- Work instructions: Give back all the data exactly, line by line.

** begin Data listing **

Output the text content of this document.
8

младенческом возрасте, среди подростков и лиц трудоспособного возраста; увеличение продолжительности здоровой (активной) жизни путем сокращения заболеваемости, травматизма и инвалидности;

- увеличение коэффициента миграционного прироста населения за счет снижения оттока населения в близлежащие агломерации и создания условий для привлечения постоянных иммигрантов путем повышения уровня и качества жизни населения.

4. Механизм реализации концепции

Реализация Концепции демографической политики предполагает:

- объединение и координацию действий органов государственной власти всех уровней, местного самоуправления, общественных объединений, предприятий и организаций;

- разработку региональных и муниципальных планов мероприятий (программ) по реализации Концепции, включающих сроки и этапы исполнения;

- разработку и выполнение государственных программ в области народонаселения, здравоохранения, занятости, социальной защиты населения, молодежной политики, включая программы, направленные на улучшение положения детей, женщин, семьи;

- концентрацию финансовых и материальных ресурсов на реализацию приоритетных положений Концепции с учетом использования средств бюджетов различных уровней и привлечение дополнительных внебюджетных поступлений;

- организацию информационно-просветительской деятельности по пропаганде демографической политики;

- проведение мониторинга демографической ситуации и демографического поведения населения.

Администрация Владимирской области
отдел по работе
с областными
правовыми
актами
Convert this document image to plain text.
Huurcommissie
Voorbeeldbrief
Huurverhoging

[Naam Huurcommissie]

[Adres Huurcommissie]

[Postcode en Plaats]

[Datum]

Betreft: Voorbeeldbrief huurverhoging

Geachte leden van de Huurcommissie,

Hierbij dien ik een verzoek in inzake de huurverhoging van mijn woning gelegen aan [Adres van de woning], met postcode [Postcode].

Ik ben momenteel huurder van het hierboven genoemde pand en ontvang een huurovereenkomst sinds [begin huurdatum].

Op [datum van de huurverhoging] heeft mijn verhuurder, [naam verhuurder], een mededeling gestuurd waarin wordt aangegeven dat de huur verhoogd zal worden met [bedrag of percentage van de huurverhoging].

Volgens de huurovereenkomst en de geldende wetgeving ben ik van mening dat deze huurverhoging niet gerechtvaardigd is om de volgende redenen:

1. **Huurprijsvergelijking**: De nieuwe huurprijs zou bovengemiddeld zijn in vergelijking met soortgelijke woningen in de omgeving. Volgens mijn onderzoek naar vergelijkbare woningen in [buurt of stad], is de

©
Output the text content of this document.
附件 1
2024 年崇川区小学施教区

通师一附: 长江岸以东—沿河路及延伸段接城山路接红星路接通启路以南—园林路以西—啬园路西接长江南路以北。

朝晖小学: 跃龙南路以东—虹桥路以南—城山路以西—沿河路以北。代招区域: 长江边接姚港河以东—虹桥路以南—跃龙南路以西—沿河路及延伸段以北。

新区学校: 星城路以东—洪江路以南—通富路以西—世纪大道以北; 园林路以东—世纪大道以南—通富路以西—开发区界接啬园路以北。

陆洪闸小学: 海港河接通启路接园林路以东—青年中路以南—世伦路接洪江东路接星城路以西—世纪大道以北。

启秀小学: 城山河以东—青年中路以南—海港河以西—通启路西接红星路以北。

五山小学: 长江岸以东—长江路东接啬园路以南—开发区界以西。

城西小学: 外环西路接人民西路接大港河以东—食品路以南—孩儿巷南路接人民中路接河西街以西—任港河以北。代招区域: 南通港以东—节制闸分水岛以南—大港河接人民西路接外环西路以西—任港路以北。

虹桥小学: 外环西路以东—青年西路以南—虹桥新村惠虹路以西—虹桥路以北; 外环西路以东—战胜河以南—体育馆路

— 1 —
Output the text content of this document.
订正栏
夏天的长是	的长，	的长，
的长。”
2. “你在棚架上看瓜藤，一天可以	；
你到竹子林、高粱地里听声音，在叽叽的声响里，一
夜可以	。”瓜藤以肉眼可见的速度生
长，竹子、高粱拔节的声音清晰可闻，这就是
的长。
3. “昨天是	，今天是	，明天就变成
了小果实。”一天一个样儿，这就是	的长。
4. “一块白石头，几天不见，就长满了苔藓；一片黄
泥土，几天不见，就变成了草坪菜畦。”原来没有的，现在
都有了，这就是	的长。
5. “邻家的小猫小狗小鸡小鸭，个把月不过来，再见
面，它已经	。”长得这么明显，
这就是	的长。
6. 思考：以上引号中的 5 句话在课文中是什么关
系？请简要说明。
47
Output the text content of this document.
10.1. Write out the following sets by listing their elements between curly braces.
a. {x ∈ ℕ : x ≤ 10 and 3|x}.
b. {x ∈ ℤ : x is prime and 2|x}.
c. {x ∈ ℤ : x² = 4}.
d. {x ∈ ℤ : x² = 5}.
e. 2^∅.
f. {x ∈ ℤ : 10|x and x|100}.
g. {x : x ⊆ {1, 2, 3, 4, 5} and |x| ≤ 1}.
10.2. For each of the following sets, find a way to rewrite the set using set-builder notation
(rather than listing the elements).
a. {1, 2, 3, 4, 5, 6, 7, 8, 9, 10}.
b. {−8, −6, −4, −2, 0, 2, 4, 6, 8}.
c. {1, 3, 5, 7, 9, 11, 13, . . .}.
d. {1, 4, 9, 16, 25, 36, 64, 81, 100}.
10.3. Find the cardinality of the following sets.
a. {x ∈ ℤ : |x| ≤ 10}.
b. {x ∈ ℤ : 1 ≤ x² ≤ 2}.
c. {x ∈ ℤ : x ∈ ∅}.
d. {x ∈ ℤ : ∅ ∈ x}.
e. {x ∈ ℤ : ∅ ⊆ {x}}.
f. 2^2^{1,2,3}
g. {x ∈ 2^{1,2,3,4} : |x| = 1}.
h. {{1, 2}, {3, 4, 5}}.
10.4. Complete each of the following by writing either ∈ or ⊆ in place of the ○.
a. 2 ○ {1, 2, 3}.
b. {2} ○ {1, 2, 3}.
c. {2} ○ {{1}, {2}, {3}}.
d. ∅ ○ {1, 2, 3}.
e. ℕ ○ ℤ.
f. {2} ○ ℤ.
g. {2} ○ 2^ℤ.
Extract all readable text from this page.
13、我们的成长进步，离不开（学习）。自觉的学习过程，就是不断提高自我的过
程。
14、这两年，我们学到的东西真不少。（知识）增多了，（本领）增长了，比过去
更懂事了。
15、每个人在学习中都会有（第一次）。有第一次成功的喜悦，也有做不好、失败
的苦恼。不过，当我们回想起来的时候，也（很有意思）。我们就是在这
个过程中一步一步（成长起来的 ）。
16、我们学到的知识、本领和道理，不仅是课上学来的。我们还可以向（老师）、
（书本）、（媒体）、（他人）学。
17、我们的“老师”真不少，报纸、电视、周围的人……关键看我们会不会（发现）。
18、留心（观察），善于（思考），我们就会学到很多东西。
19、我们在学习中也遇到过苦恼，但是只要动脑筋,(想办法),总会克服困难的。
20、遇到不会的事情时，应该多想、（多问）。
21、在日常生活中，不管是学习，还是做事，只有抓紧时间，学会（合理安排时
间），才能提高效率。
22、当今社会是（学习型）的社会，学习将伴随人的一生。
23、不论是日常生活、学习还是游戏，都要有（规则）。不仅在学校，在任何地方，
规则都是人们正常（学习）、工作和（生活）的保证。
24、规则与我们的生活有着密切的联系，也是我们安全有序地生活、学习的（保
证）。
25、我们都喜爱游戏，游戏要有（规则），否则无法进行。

** end Data listing **

- The completed task:
Output the text content of this document.
8

младенческом возрасте, среди подростков и лиц трудоспособного возраста; увеличение продолжительности здоровой (активной) жизни путем сокращения заболеваемости, травматизма и инвалидности;

- увеличение коэффициента миграционного прироста населения за счет снижения оттока населения в близлежащие агломерации и создания условий для привлечения постоянных иммигрантов путем повышения уровня и качества жизни населения.

4. Механизм реализации концепции

Реализация Концепции демографической политики предполагает:

- объединение и координацию действий органов государственной власти всех уровней, местного самоуправления, общественных объединений, предприятий и организаций;

- разработку региональных и муниципальных планов мероприятий (программ) по реализации Концепции, включающих сроки и этапы исполнения;

- разработку и выполнение государственных программ в области народонаселения, здравоохранения, занятости, социальной защиты населения, молодежной политики, включая программы, направленные на улучшение положения детей, женщин, семьи;

- концентрацию финансовых и материальных ресурсов на реализацию приоритетных положений Концепции с учетом использования средств бюджетов различных уровней и привлечение дополнительных внебюджетных поступлений;

- организацию информационно-просветительской деятельности по пропаганде демографической политики;

- проведение мониторинга демографической ситуации и демографического поведения населения.

Администрация Владимирской области
отдел по работе
с областными
правовыми
актами
Convert this document image to plain text.
Huurcommissie
Voorbeeldbrief
Huurverhoging

[Naam Huurcommissie]

[Adres Huurcommissie]

[Postcode en Plaats]

[Datum]

Betreft: Voorbeeldbrief huurverhoging

Geachte leden van de Huurcommissie,

Hierbij dien ik een verzoek in inzake de huurverhoging van mijn woning gelegen aan [Adres van de woning], met postcode [Postcode].

Ik ben momenteel huurder van het hierboven genoemde pand en ontvang een huurovereenkomst sinds [begin huurdatum].

Op [datum van de huurverhoging] heeft mijn verhuurder, [naam verhuurder], een mededeling gestuurd waarin wordt aangegeven dat de huur verhoogd zal worden met [bedrag of percentage van de huurverhoging].

Volgens de huurovereenkomst en de geldende wetgeving ben ik van mening dat deze huurverhoging niet gerechtvaardigd is om de volgende redenen:

1. **Huurprijsvergelijking**: De nieuwe huurprijs zou bovengemiddeld zijn in vergelijking met soortgelijke woningen in de omgeving. Volgens mijn onderzoek naar vergelijkbare woningen in [buurt of stad], is de

©
Output the text content of this document.
附件 1
2024 年崇川区小学施教区

通师一附: 长江岸以东—沿河路及延伸段接城山路接红星路接通启路以南—园林路以西—啬园路西接长江南路以北。

朝晖小学: 跃龙南路以东—虹桥路以南—城山路以西—沿河路以北。代招区域: 长江边接姚港河以东—虹桥路以南—跃龙南路以西—沿河路及延伸段以北。

新区学校: 星城路以东—洪江路以南—通富路以西—世纪大道以北; 园林路以东—世纪大道以南—通富路以西—开发区界接啬园路以北。

陆洪闸小学: 海港河接通启路接园林路以东—青年中路以南—世伦路接洪江东路接星城路以西—世纪大道以北。

启秀小学: 城山河以东—青年中路以南—海港河以西—通启路西接红星路以北。

五山小学: 长江岸以东—长江路东接啬园路以南—开发区界以西。

城西小学: 外环西路接人民西路接大港河以东—食品路以南—孩儿巷南路接人民中路接河西街以西—任港河以北。代招区域: 南通港以东—节制闸分水岛以南—大港河接人民西路接外环西路以西—任港路以北。

虹桥小学: 外环西路以东—青年西路以南—虹桥新村惠虹路以西—虹桥路以北; 外环西路以东—战胜河以南—体育馆路

— 1 —
Output the text content of this document.
订正栏
夏天的长是	的长，	的长，
的长。”
2. “你在棚架上看瓜藤，一天可以	；
你到竹子林、高粱地里听声音，在叽叽的声响里，一
夜可以	。”瓜藤以肉眼可见的速度生
长，竹子、高粱拔节的声音清晰可闻，这就是
的长。
3. “昨天是	，今天是	，明天就变成
了小果实。”一天一个样儿，这就是	的长。
4. “一块白石头，几天不见，就长满了苔藓；一片黄
泥土，几天不见，就变成了草坪菜畦。”原来没有的，现在
都有了，这就是	的长。
5. “邻家的小猫小狗小鸡小鸭，个把月不过来，再见
面，它已经	。”长得这么明显，
这就是	的长。
6. 思考：以上引号中的 5 句话在课文中是什么关
系？请简要说明。
47
Output the text content of this document.
10.1. Write out the following sets by listing their elements between curly braces.
a. {x ∈ ℕ : x ≤ 10 and 3|x}.
b. {x ∈ ℤ : x is prime and 2|x}.
c. {x ∈ ℤ : x² = 4}.
d. {x ∈ ℤ : x² = 5}.
e. 2^∅.
f. {x ∈ ℤ : 10|x and x|100}.
g. {x : x ⊆ {1, 2, 3, 4, 5} and |x| ≤ 1}.
10.2. For each of the following sets, find a way to rewrite the set using set-builder notation
(rather than listing the elements).
a. {1, 2, 3, 4, 5, 6, 7, 8, 9, 10}.
b. {−8, −6, −4, −2, 0, 2, 4, 6, 8}.
c. {1, 3, 5, 7, 9, 11, 13, . . .}.
d. {1, 4, 9, 16, 25, 36, 64, 81, 100}.
10.3. Find the cardinality of the following sets.
a. {x ∈ ℤ : |x| ≤ 10}.
b. {x ∈ ℤ : 1 ≤ x² ≤ 2}.
c. {x ∈ ℤ : x ∈ ∅}.
d. {x ∈ ℤ : ∅ ∈ x}.
e. {x ∈ ℤ : ∅ ⊆ {x}}.
f. 2^2^{1,2,3}
g. {x ∈ 2^{1,2,3,4} : |x| = 1}.
h. {{1, 2}, {3, 4, 5}}.
10.4. Complete each of the following by writing either ∈ or ⊆ in place of the ○.
a. 2 ○ {1, 2, 3}.
b. {2} ○ {1, 2, 3}.
c. {2} ○ {{1}, {2}, {3}}.
d. ∅ ○ {1, 2, 3}.
e. ℕ ○ ℤ.
f. {2} ○ ℤ.
g. {2} ○ 2^ℤ.
Extract all readable text from this page.
13、我们的成长进步，离不开（学习）。自觉的学习过程，就是不断提高自我的过
程。
14、这两年，我们学到的东西真不少。（知识）增多了，（本领）增长了，比过去
更懂事了。
15、每个人在学习中都会有（第一次）。有第一次成功的喜悦，也有做不好、失败
的苦恼。不过，当我们回想起来的时候，也（很有意思）。我们就是在这
个过程中一步一步（成长起来的 ）。
16、我们学到的知识、本领和道理，不仅是课上学来的。我们还可以向（老师）、
（书本）、（媒体）、（他人）学。
17、我们的“老师”真不少，报纸、电视、周围的人……关键看我们会不会（发现）。
18、留心（观察），善于（思考），我们就会学到很多东西。
19、我们在学习中也遇到过苦恼，但是只要动脑筋,(想办法),总会克服困难的。
20、遇到不会的事情时，应该多想、（多问）。
21、在日常生活中，不管是学习，还是做事，只有抓紧时间，学会（合理安排时
间），才能提高效率。
22、当今社会是（学习型）的社会，学习将伴随人的一生。
23、不论是日常生活、学习还是游戏，都要有（规则）。不仅在学校，在任何地方，
规则都是人们正常（学习）、工作和（生活）的保证。
24、规则与我们的生活有着密切的联系，也是我们安全有序地生活、学习的（保
证）。
25、我们都喜爱游戏，游戏要有（规则），否则无法进行。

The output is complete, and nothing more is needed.